Exercise brief:
Output all lines exactly, with nothing added or dropped.

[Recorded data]
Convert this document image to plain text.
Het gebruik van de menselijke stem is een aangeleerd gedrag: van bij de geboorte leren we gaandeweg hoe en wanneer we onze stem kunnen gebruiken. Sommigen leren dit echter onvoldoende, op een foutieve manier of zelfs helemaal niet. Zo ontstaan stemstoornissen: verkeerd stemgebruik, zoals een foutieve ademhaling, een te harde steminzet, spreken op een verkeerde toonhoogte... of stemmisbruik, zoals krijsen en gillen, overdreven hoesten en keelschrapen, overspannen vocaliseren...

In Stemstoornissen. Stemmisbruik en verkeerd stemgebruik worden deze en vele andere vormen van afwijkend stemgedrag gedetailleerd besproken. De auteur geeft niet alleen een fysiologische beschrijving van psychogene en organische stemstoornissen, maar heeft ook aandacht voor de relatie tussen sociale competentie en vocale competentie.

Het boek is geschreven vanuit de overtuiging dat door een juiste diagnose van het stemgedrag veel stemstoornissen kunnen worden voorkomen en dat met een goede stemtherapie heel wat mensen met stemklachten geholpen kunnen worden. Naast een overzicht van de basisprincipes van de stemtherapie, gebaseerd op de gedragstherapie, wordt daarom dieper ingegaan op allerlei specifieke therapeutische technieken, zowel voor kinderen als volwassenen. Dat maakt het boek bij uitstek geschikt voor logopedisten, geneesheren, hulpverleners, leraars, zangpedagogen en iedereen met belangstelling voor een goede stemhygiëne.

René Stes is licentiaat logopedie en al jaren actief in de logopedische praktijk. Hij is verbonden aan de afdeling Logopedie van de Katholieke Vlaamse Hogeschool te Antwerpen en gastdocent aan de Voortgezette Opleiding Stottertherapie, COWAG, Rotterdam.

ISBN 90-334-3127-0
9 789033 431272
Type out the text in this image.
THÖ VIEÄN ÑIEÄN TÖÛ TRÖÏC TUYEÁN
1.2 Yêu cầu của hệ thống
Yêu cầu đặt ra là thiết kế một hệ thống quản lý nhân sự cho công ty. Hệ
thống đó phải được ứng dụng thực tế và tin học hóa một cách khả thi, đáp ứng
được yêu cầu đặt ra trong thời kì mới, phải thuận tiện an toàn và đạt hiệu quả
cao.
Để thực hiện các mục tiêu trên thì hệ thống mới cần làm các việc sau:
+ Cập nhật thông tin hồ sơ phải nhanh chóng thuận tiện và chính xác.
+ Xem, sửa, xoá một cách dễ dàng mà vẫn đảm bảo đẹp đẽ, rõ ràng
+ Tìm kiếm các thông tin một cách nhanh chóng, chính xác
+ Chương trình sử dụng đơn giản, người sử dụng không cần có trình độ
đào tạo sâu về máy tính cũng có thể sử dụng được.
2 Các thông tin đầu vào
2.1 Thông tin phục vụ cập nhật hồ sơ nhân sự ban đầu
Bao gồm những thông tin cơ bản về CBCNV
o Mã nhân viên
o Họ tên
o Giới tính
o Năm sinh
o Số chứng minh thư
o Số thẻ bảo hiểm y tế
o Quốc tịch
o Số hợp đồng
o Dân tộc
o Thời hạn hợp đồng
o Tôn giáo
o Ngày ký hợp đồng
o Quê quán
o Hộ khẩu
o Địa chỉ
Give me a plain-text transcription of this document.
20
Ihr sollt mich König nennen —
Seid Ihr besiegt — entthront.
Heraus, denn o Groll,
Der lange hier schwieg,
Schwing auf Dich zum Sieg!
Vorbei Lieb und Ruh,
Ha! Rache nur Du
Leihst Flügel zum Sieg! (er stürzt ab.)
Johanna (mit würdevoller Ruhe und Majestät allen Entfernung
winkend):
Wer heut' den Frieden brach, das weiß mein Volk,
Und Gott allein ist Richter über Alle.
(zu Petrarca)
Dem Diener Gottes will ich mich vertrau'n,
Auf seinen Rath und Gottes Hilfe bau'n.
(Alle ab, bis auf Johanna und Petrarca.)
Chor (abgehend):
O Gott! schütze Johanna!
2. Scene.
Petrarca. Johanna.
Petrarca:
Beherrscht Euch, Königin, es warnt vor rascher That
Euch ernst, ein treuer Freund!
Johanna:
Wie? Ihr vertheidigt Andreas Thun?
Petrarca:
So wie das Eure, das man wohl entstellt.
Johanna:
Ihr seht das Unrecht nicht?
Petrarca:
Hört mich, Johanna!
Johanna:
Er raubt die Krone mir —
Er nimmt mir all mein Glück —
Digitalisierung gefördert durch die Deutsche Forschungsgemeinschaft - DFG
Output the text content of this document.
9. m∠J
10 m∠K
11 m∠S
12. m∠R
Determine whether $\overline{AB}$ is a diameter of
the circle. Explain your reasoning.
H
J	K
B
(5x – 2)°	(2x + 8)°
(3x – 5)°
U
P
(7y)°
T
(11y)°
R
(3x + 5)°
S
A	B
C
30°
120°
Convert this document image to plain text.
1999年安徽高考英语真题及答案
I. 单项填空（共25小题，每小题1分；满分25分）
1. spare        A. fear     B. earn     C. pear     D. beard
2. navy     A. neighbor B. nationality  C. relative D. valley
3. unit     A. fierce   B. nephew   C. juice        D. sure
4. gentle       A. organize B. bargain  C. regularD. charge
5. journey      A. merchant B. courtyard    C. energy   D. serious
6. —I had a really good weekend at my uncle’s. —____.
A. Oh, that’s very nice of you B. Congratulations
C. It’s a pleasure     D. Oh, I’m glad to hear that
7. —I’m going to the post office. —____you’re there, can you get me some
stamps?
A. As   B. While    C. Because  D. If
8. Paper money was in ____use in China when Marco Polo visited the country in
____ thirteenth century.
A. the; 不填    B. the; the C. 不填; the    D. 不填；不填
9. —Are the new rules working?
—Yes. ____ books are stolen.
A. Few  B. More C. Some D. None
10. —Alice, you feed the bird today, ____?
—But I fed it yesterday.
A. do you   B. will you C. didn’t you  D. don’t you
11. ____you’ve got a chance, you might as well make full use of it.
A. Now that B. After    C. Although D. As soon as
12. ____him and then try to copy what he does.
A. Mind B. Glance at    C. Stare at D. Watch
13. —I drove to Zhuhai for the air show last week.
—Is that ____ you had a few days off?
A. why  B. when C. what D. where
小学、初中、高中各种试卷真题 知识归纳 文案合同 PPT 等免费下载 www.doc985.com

Solution:
Convert this document image to plain text.
Het gebruik van de menselijke stem is een aangeleerd gedrag: van bij de geboorte leren we gaandeweg hoe en wanneer we onze stem kunnen gebruiken. Sommigen leren dit echter onvoldoende, op een foutieve manier of zelfs helemaal niet. Zo ontstaan stemstoornissen: verkeerd stemgebruik, zoals een foutieve ademhaling, een te harde steminzet, spreken op een verkeerde toonhoogte... of stemmisbruik, zoals krijsen en gillen, overdreven hoesten en keelschrapen, overspannen vocaliseren...

In Stemstoornissen. Stemmisbruik en verkeerd stemgebruik worden deze en vele andere vormen van afwijkend stemgedrag gedetailleerd besproken. De auteur geeft niet alleen een fysiologische beschrijving van psychogene en organische stemstoornissen, maar heeft ook aandacht voor de relatie tussen sociale competentie en vocale competentie.

Het boek is geschreven vanuit de overtuiging dat door een juiste diagnose van het stemgedrag veel stemstoornissen kunnen worden voorkomen en dat met een goede stemtherapie heel wat mensen met stemklachten geholpen kunnen worden. Naast een overzicht van de basisprincipes van de stemtherapie, gebaseerd op de gedragstherapie, wordt daarom dieper ingegaan op allerlei specifieke therapeutische technieken, zowel voor kinderen als volwassenen. Dat maakt het boek bij uitstek geschikt voor logopedisten, geneesheren, hulpverleners, leraars, zangpedagogen en iedereen met belangstelling voor een goede stemhygiëne.

René Stes is licentiaat logopedie en al jaren actief in de logopedische praktijk. Hij is verbonden aan de afdeling Logopedie van de Katholieke Vlaamse Hogeschool te Antwerpen en gastdocent aan de Voortgezette Opleiding Stottertherapie, COWAG, Rotterdam.

ISBN 90-334-3127-0
9 789033 431272
Type out the text in this image.
THÖ VIEÄN ÑIEÄN TÖÛ TRÖÏC TUYEÁN
1.2 Yêu cầu của hệ thống
Yêu cầu đặt ra là thiết kế một hệ thống quản lý nhân sự cho công ty. Hệ
thống đó phải được ứng dụng thực tế và tin học hóa một cách khả thi, đáp ứng
được yêu cầu đặt ra trong thời kì mới, phải thuận tiện an toàn và đạt hiệu quả
cao.
Để thực hiện các mục tiêu trên thì hệ thống mới cần làm các việc sau:
+ Cập nhật thông tin hồ sơ phải nhanh chóng thuận tiện và chính xác.
+ Xem, sửa, xoá một cách dễ dàng mà vẫn đảm bảo đẹp đẽ, rõ ràng
+ Tìm kiếm các thông tin một cách nhanh chóng, chính xác
+ Chương trình sử dụng đơn giản, người sử dụng không cần có trình độ
đào tạo sâu về máy tính cũng có thể sử dụng được.
2 Các thông tin đầu vào
2.1 Thông tin phục vụ cập nhật hồ sơ nhân sự ban đầu
Bao gồm những thông tin cơ bản về CBCNV
o Mã nhân viên
o Họ tên
o Giới tính
o Năm sinh
o Số chứng minh thư
o Số thẻ bảo hiểm y tế
o Quốc tịch
o Số hợp đồng
o Dân tộc
o Thời hạn hợp đồng
o Tôn giáo
o Ngày ký hợp đồng
o Quê quán
o Hộ khẩu
o Địa chỉ
Give me a plain-text transcription of this document.
20
Ihr sollt mich König nennen —
Seid Ihr besiegt — entthront.
Heraus, denn o Groll,
Der lange hier schwieg,
Schwing auf Dich zum Sieg!
Vorbei Lieb und Ruh,
Ha! Rache nur Du
Leihst Flügel zum Sieg! (er stürzt ab.)
Johanna (mit würdevoller Ruhe und Majestät allen Entfernung
winkend):
Wer heut' den Frieden brach, das weiß mein Volk,
Und Gott allein ist Richter über Alle.
(zu Petrarca)
Dem Diener Gottes will ich mich vertrau'n,
Auf seinen Rath und Gottes Hilfe bau'n.
(Alle ab, bis auf Johanna und Petrarca.)
Chor (abgehend):
O Gott! schütze Johanna!
2. Scene.
Petrarca. Johanna.
Petrarca:
Beherrscht Euch, Königin, es warnt vor rascher That
Euch ernst, ein treuer Freund!
Johanna:
Wie? Ihr vertheidigt Andreas Thun?
Petrarca:
So wie das Eure, das man wohl entstellt.
Johanna:
Ihr seht das Unrecht nicht?
Petrarca:
Hört mich, Johanna!
Johanna:
Er raubt die Krone mir —
Er nimmt mir all mein Glück —
Digitalisierung gefördert durch die Deutsche Forschungsgemeinschaft - DFG
Output the text content of this document.
9. m∠J
10 m∠K
11 m∠S
12. m∠R
Determine whether $\overline{AB}$ is a diameter of
the circle. Explain your reasoning.
H
J	K
B
(5x – 2)°	(2x + 8)°
(3x – 5)°
U
P
(7y)°
T
(11y)°
R
(3x + 5)°
S
A	B
C
30°
120°
Convert this document image to plain text.
1999年安徽高考英语真题及答案
I. 单项填空（共25小题，每小题1分；满分25分）
1. spare        A. fear     B. earn     C. pear     D. beard
2. navy     A. neighbor B. nationality  C. relative D. valley
3. unit     A. fierce   B. nephew   C. juice        D. sure
4. gentle       A. organize B. bargain  C. regularD. charge
5. journey      A. merchant B. courtyard    C. energy   D. serious
6. —I had a really good weekend at my uncle’s. —____.
A. Oh, that’s very nice of you B. Congratulations
C. It’s a pleasure     D. Oh, I’m glad to hear that
7. —I’m going to the post office. —____you’re there, can you get me some
stamps?
A. As   B. While    C. Because  D. If
8. Paper money was in ____use in China when Marco Polo visited the country in
____ thirteenth century.
A. the; 不填    B. the; the C. 不填; the    D. 不填；不填
9. —Are the new rules working?
—Yes. ____ books are stolen.
A. Few  B. More C. Some D. None
10. —Alice, you feed the bird today, ____?
—But I fed it yesterday.
A. do you   B. will you C. didn’t you  D. don’t you
11. ____you’ve got a chance, you might as well make full use of it.
A. Now that B. After    C. Although D. As soon as
12. ____him and then try to copy what he does.
A. Mind B. Glance at    C. Stare at D. Watch
13. —I drove to Zhuhai for the air show last week.
—Is that ____ you had a few days off?
A. why  B. when C. what D. where
小学、初中、高中各种试卷真题 知识归纳 文案合同 PPT 等免费下载 www.doc985.com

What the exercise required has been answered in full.